<<<<
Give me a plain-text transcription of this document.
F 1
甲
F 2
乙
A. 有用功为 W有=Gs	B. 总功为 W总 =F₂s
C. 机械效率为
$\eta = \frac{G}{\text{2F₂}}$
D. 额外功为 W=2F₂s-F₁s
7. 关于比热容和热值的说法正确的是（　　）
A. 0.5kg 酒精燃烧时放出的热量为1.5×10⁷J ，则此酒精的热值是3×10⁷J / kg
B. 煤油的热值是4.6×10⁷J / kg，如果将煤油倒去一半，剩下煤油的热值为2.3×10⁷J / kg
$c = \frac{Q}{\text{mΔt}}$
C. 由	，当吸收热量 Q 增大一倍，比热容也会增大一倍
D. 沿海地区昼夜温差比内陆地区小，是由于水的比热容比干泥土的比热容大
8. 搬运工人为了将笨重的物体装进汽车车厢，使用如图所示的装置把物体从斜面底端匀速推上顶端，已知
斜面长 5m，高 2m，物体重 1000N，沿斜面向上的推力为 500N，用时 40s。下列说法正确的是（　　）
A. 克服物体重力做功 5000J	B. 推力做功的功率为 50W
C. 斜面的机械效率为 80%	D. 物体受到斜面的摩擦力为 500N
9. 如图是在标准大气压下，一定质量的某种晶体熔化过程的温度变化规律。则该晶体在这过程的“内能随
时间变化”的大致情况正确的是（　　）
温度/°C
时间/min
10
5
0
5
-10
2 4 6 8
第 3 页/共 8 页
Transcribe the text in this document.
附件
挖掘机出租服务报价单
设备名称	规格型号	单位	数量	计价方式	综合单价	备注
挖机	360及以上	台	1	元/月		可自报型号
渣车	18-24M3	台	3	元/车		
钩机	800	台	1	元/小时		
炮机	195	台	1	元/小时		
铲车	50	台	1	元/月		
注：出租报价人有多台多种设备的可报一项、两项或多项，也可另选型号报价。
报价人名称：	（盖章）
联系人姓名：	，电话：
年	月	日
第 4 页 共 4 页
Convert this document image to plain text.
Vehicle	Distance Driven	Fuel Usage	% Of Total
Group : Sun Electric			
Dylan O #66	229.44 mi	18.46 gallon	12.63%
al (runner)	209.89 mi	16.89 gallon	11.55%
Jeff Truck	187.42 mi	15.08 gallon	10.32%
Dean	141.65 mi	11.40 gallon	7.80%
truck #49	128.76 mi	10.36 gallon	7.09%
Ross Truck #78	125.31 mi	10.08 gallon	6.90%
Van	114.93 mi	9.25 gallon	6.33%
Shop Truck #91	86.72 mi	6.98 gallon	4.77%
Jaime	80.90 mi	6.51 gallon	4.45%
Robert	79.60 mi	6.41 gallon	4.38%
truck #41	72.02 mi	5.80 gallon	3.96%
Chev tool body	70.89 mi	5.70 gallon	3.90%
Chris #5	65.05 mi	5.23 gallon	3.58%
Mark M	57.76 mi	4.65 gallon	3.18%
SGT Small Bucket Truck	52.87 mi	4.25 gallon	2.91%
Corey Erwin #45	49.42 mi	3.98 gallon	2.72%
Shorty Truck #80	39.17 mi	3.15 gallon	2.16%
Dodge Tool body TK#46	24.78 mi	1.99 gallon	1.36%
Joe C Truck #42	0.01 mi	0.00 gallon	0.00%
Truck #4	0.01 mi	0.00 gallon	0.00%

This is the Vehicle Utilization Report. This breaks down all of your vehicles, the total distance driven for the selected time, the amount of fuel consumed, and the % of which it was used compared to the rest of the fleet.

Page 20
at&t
>>>>
## SHORT EXERCISE
Reproduce every line of the material above exactly.

## SOLUTION TO THE EXERCISE
Give me a plain-text transcription of this document.
F 1
甲
F 2
乙
A. 有用功为 W有=Gs	B. 总功为 W总 =F₂s
C. 机械效率为
$\eta = \frac{G}{\text{2F₂}}$
D. 额外功为 W=2F₂s-F₁s
7. 关于比热容和热值的说法正确的是（　　）
A. 0.5kg 酒精燃烧时放出的热量为1.5×10⁷J ，则此酒精的热值是3×10⁷J / kg
B. 煤油的热值是4.6×10⁷J / kg，如果将煤油倒去一半，剩下煤油的热值为2.3×10⁷J / kg
$c = \frac{Q}{\text{mΔt}}$
C. 由	，当吸收热量 Q 增大一倍，比热容也会增大一倍
D. 沿海地区昼夜温差比内陆地区小，是由于水的比热容比干泥土的比热容大
8. 搬运工人为了将笨重的物体装进汽车车厢，使用如图所示的装置把物体从斜面底端匀速推上顶端，已知
斜面长 5m，高 2m，物体重 1000N，沿斜面向上的推力为 500N，用时 40s。下列说法正确的是（　　）
A. 克服物体重力做功 5000J	B. 推力做功的功率为 50W
C. 斜面的机械效率为 80%	D. 物体受到斜面的摩擦力为 500N
9. 如图是在标准大气压下，一定质量的某种晶体熔化过程的温度变化规律。则该晶体在这过程的“内能随
时间变化”的大致情况正确的是（　　）
温度/°C
时间/min
10
5
0
5
-10
2 4 6 8
第 3 页/共 8 页
Transcribe the text in this document.
附件
挖掘机出租服务报价单
设备名称	规格型号	单位	数量	计价方式	综合单价	备注
挖机	360及以上	台	1	元/月		可自报型号
渣车	18-24M3	台	3	元/车		
钩机	800	台	1	元/小时		
炮机	195	台	1	元/小时		
铲车	50	台	1	元/月		
注：出租报价人有多台多种设备的可报一项、两项或多项，也可另选型号报价。
报价人名称：	（盖章）
联系人姓名：	，电话：
年	月	日
第 4 页 共 4 页
Convert this document image to plain text.
Vehicle	Distance Driven	Fuel Usage	% Of Total
Group : Sun Electric			
Dylan O #66	229.44 mi	18.46 gallon	12.63%
al (runner)	209.89 mi	16.89 gallon	11.55%
Jeff Truck	187.42 mi	15.08 gallon	10.32%
Dean	141.65 mi	11.40 gallon	7.80%
truck #49	128.76 mi	10.36 gallon	7.09%
Ross Truck #78	125.31 mi	10.08 gallon	6.90%
Van	114.93 mi	9.25 gallon	6.33%
Shop Truck #91	86.72 mi	6.98 gallon	4.77%
Jaime	80.90 mi	6.51 gallon	4.45%
Robert	79.60 mi	6.41 gallon	4.38%
truck #41	72.02 mi	5.80 gallon	3.96%
Chev tool body	70.89 mi	5.70 gallon	3.90%
Chris #5	65.05 mi	5.23 gallon	3.58%
Mark M	57.76 mi	4.65 gallon	3.18%
SGT Small Bucket Truck	52.87 mi	4.25 gallon	2.91%
Corey Erwin #45	49.42 mi	3.98 gallon	2.72%
Shorty Truck #80	39.17 mi	3.15 gallon	2.16%
Dodge Tool body TK#46	24.78 mi	1.99 gallon	1.36%
Joe C Truck #42	0.01 mi	0.00 gallon	0.00%
Truck #4	0.01 mi	0.00 gallon	0.00%

This is the Vehicle Utilization Report. This breaks down all of your vehicles, the total distance driven for the selected time, the amount of fuel consumed, and the % of which it was used compared to the rest of the fleet.

Page 20
at&t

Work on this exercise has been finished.